== PROVIDED RECORDS
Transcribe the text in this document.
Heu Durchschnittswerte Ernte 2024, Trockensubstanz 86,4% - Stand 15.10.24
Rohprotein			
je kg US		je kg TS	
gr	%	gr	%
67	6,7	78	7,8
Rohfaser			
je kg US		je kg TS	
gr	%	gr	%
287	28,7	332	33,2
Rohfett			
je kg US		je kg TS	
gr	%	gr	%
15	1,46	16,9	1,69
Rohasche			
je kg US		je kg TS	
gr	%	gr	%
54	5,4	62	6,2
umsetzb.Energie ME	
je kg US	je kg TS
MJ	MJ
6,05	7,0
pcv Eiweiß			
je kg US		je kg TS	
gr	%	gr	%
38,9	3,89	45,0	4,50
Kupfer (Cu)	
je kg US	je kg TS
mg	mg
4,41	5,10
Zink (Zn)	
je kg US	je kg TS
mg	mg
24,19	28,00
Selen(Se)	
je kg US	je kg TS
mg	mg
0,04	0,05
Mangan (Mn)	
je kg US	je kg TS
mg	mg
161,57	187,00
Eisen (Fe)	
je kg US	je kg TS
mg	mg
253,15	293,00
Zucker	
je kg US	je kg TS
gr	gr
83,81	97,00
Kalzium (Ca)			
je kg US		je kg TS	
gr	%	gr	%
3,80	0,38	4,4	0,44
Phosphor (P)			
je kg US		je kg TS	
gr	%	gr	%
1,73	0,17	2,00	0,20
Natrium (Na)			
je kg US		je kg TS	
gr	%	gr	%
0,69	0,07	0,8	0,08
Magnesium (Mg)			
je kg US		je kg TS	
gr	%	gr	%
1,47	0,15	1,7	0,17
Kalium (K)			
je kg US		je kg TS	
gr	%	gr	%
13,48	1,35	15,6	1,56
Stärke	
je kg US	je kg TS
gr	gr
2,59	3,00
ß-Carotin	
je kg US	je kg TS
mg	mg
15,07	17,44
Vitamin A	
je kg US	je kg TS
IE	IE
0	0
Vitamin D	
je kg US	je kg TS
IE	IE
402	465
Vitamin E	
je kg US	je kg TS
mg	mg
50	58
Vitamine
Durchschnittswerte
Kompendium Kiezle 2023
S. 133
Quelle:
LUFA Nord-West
====
(PROBLEM STATEMENT): All the entries above must be repeated exactly as they were given.

(RESULT BELOW):
Transcribe the text in this document.
Heu Durchschnittswerte Ernte 2024, Trockensubstanz 86,4% - Stand 15.10.24
Rohprotein			
je kg US		je kg TS	
gr	%	gr	%
67	6,7	78	7,8
Rohfaser			
je kg US		je kg TS	
gr	%	gr	%
287	28,7	332	33,2
Rohfett			
je kg US		je kg TS	
gr	%	gr	%
15	1,46	16,9	1,69
Rohasche			
je kg US		je kg TS	
gr	%	gr	%
54	5,4	62	6,2
umsetzb.Energie ME	
je kg US	je kg TS
MJ	MJ
6,05	7,0
pcv Eiweiß			
je kg US		je kg TS	
gr	%	gr	%
38,9	3,89	45,0	4,50
Kupfer (Cu)	
je kg US	je kg TS
mg	mg
4,41	5,10
Zink (Zn)	
je kg US	je kg TS
mg	mg
24,19	28,00
Selen(Se)	
je kg US	je kg TS
mg	mg
0,04	0,05
Mangan (Mn)	
je kg US	je kg TS
mg	mg
161,57	187,00
Eisen (Fe)	
je kg US	je kg TS
mg	mg
253,15	293,00
Zucker	
je kg US	je kg TS
gr	gr
83,81	97,00
Kalzium (Ca)			
je kg US		je kg TS	
gr	%	gr	%
3,80	0,38	4,4	0,44
Phosphor (P)			
je kg US		je kg TS	
gr	%	gr	%
1,73	0,17	2,00	0,20
Natrium (Na)			
je kg US		je kg TS	
gr	%	gr	%
0,69	0,07	0,8	0,08
Magnesium (Mg)			
je kg US		je kg TS	
gr	%	gr	%
1,47	0,15	1,7	0,17
Kalium (K)			
je kg US		je kg TS	
gr	%	gr	%
13,48	1,35	15,6	1,56
Stärke	
je kg US	je kg TS
gr	gr
2,59	3,00
ß-Carotin	
je kg US	je kg TS
mg	mg
15,07	17,44
Vitamin A	
je kg US	je kg TS
IE	IE
0	0
Vitamin D	
je kg US	je kg TS
IE	IE
402	465
Vitamin E	
je kg US	je kg TS
mg	mg
50	58
Vitamine
Durchschnittswerte
Kompendium Kiezle 2023
S. 133
Quelle:
LUFA Nord-West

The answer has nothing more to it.